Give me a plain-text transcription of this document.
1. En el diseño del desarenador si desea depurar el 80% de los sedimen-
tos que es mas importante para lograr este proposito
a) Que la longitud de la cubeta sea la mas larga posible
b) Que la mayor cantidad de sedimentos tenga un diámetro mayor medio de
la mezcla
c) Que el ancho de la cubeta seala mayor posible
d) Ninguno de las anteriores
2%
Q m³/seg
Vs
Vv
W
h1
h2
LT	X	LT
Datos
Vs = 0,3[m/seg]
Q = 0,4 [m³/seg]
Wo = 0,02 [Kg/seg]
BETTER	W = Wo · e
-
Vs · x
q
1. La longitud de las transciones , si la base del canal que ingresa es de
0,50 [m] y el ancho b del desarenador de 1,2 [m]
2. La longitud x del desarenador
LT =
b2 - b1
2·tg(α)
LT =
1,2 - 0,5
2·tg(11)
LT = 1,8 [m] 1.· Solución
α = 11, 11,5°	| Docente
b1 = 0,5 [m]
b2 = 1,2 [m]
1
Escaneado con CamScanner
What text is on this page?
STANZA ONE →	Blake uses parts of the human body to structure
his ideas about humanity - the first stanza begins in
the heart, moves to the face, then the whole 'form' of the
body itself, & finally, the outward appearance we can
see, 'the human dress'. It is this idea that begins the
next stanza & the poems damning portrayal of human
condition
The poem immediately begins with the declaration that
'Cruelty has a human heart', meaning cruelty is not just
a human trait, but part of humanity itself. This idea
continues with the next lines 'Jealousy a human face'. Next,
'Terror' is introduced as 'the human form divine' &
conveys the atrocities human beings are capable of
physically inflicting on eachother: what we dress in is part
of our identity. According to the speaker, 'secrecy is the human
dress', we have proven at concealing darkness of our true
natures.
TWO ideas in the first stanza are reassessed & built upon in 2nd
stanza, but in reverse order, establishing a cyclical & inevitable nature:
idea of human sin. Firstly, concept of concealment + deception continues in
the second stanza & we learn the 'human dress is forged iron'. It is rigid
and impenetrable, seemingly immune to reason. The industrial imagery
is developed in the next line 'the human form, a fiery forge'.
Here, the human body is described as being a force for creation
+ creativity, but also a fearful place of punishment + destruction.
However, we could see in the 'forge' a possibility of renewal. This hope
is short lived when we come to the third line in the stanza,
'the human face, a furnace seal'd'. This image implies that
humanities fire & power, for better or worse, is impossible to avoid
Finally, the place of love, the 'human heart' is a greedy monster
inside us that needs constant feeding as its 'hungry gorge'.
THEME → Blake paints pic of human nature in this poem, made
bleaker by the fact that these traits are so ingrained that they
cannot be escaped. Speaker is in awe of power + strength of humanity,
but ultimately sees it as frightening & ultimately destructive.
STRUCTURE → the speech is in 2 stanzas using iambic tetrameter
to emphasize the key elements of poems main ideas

....................

> Aim of the task: Set down the listing above in full, please, exactly as it appears.

> Task result:
Give me a plain-text transcription of this document.
1. En el diseño del desarenador si desea depurar el 80% de los sedimen-
tos que es mas importante para lograr este proposito
a) Que la longitud de la cubeta sea la mas larga posible
b) Que la mayor cantidad de sedimentos tenga un diámetro mayor medio de
la mezcla
c) Que el ancho de la cubeta seala mayor posible
d) Ninguno de las anteriores
2%
Q m³/seg
Vs
Vv
W
h1
h2
LT	X	LT
Datos
Vs = 0,3[m/seg]
Q = 0,4 [m³/seg]
Wo = 0,02 [Kg/seg]
BETTER	W = Wo · e
-
Vs · x
q
1. La longitud de las transciones , si la base del canal que ingresa es de
0,50 [m] y el ancho b del desarenador de 1,2 [m]
2. La longitud x del desarenador
LT =
b2 - b1
2·tg(α)
LT =
1,2 - 0,5
2·tg(11)
LT = 1,8 [m] 1.· Solución
α = 11, 11,5°	| Docente
b1 = 0,5 [m]
b2 = 1,2 [m]
1
Escaneado con CamScanner
What text is on this page?
STANZA ONE →	Blake uses parts of the human body to structure
his ideas about humanity - the first stanza begins in
the heart, moves to the face, then the whole 'form' of the
body itself, & finally, the outward appearance we can
see, 'the human dress'. It is this idea that begins the
next stanza & the poems damning portrayal of human
condition
The poem immediately begins with the declaration that
'Cruelty has a human heart', meaning cruelty is not just
a human trait, but part of humanity itself. This idea
continues with the next lines 'Jealousy a human face'. Next,
'Terror' is introduced as 'the human form divine' &
conveys the atrocities human beings are capable of
physically inflicting on eachother: what we dress in is part
of our identity. According to the speaker, 'secrecy is the human
dress', we have proven at concealing darkness of our true
natures.
TWO ideas in the first stanza are reassessed & built upon in 2nd
stanza, but in reverse order, establishing a cyclical & inevitable nature:
idea of human sin. Firstly, concept of concealment + deception continues in
the second stanza & we learn the 'human dress is forged iron'. It is rigid
and impenetrable, seemingly immune to reason. The industrial imagery
is developed in the next line 'the human form, a fiery forge'.
Here, the human body is described as being a force for creation
+ creativity, but also a fearful place of punishment + destruction.
However, we could see in the 'forge' a possibility of renewal. This hope
is short lived when we come to the third line in the stanza,
'the human face, a furnace seal'd'. This image implies that
humanities fire & power, for better or worse, is impossible to avoid
Finally, the place of love, the 'human heart' is a greedy monster
inside us that needs constant feeding as its 'hungry gorge'.
THEME → Blake paints pic of human nature in this poem, made
bleaker by the fact that these traits are so ingrained that they
cannot be escaped. Speaker is in awe of power + strength of humanity,
but ultimately sees it as frightening & ultimately destructive.
STRUCTURE → the speech is in 2 stanzas using iambic tetrameter
to emphasize the key elements of poems main ideas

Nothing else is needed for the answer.